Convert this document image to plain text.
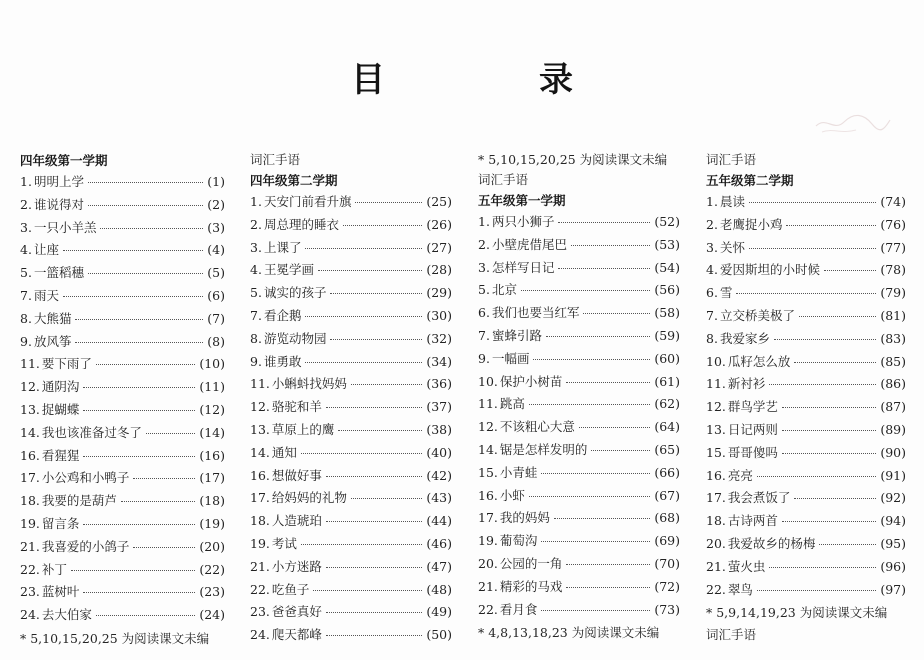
目　录
四年级第一学期
1. 明明上学	(1)
2. 谁说得对	(2)
3. 一只小羊羔	(3)
4. 让座	(4)
5. 一篮稻穗	(5)
7. 雨天	(6)
8. 大熊猫	(7)
9. 放风筝	(8)
11. 要下雨了	(10)
12. 通阴沟	(11)
13. 捉蝴蝶	(12)
14. 我也该准备过冬了	(14)
16. 看猩猩	(16)
17. 小公鸡和小鸭子	(17)
18. 我要的是葫芦	(18)
19. 留言条	(19)
21. 我喜爱的小鸽子	(20)
22. 补丁	(22)
23. 蓝树叶	(23)
24. 去大伯家	(24)
* 5,10,15,20,25 为阅读课文未编
词汇手语
四年级第二学期
1. 天安门前看升旗	(25)
2. 周总理的睡衣	(26)
3. 上课了	(27)
4. 王冕学画	(28)
5. 诚实的孩子	(29)
7. 看企鹅	(30)
8. 游览动物园	(32)
9. 谁勇敢	(34)
11. 小蝌蚪找妈妈	(36)
12. 骆驼和羊	(37)
13. 草原上的鹰	(38)
14. 通知	(40)
16. 想做好事	(42)
17. 给妈妈的礼物	(43)
18. 人造琥珀	(44)
19. 考试	(46)
21. 小方迷路	(47)
22. 吃鱼子	(48)
23. 爸爸真好	(49)
24. 爬天都峰	(50)
* 5,10,15,20,25 为阅读课文未编
词汇手语
五年级第一学期
1. 两只小狮子	(52)
2. 小壁虎借尾巴	(53)
3. 怎样写日记	(54)
5. 北京	(56)
6. 我们也要当红军	(58)
7. 蜜蜂引路	(59)
9. 一幅画	(60)
10. 保护小树苗	(61)
11. 跳高	(62)
12. 不该粗心大意	(64)
14. 锯是怎样发明的	(65)
15. 小青蛙	(66)
16. 小虾	(67)
17. 我的妈妈	(68)
19. 葡萄沟	(69)
20. 公园的一角	(70)
21. 精彩的马戏	(72)
22. 看月食	(73)
* 4,8,13,18,23 为阅读课文未编
词汇手语
五年级第二学期
1. 晨读	(74)
2. 老鹰捉小鸡	(76)
3. 关怀	(77)
4. 爱因斯坦的小时候	(78)
6. 雪	(79)
7. 立交桥美极了	(81)
8. 我爱家乡	(83)
10. 瓜籽怎么放	(85)
11. 新衬衫	(86)
12. 群鸟学艺	(87)
13. 日记两则	(89)
15. 哥哥傻吗	(90)
16. 亮亮	(91)
17. 我会煮饭了	(92)
18. 古诗两首	(94)
20. 我爱故乡的杨梅	(95)
21. 萤火虫	(96)
22. 翠鸟	(97)
* 5,9,14,19,23 为阅读课文未编
词汇手语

···

Copy out all the entries exactly. Images stay out of the copy.

## [EXERCISE OUTPUT]
Convert this document image to plain text.
目　录
四年级第一学期
1. 明明上学	(1)
2. 谁说得对	(2)
3. 一只小羊羔	(3)
4. 让座	(4)
5. 一篮稻穗	(5)
7. 雨天	(6)
8. 大熊猫	(7)
9. 放风筝	(8)
11. 要下雨了	(10)
12. 通阴沟	(11)
13. 捉蝴蝶	(12)
14. 我也该准备过冬了	(14)
16. 看猩猩	(16)
17. 小公鸡和小鸭子	(17)
18. 我要的是葫芦	(18)
19. 留言条	(19)
21. 我喜爱的小鸽子	(20)
22. 补丁	(22)
23. 蓝树叶	(23)
24. 去大伯家	(24)
* 5,10,15,20,25 为阅读课文未编
词汇手语
四年级第二学期
1. 天安门前看升旗	(25)
2. 周总理的睡衣	(26)
3. 上课了	(27)
4. 王冕学画	(28)
5. 诚实的孩子	(29)
7. 看企鹅	(30)
8. 游览动物园	(32)
9. 谁勇敢	(34)
11. 小蝌蚪找妈妈	(36)
12. 骆驼和羊	(37)
13. 草原上的鹰	(38)
14. 通知	(40)
16. 想做好事	(42)
17. 给妈妈的礼物	(43)
18. 人造琥珀	(44)
19. 考试	(46)
21. 小方迷路	(47)
22. 吃鱼子	(48)
23. 爸爸真好	(49)
24. 爬天都峰	(50)
* 5,10,15,20,25 为阅读课文未编
词汇手语
五年级第一学期
1. 两只小狮子	(52)
2. 小壁虎借尾巴	(53)
3. 怎样写日记	(54)
5. 北京	(56)
6. 我们也要当红军	(58)
7. 蜜蜂引路	(59)
9. 一幅画	(60)
10. 保护小树苗	(61)
11. 跳高	(62)
12. 不该粗心大意	(64)
14. 锯是怎样发明的	(65)
15. 小青蛙	(66)
16. 小虾	(67)
17. 我的妈妈	(68)
19. 葡萄沟	(69)
20. 公园的一角	(70)
21. 精彩的马戏	(72)
22. 看月食	(73)
* 4,8,13,18,23 为阅读课文未编
词汇手语
五年级第二学期
1. 晨读	(74)
2. 老鹰捉小鸡	(76)
3. 关怀	(77)
4. 爱因斯坦的小时候	(78)
6. 雪	(79)
7. 立交桥美极了	(81)
8. 我爱家乡	(83)
10. 瓜籽怎么放	(85)
11. 新衬衫	(86)
12. 群鸟学艺	(87)
13. 日记两则	(89)
15. 哥哥傻吗	(90)
16. 亮亮	(91)
17. 我会煮饭了	(92)
18. 古诗两首	(94)
20. 我爱故乡的杨梅	(95)
21. 萤火虫	(96)
22. 翠鸟	(97)
* 5,9,14,19,23 为阅读课文未编
词汇手语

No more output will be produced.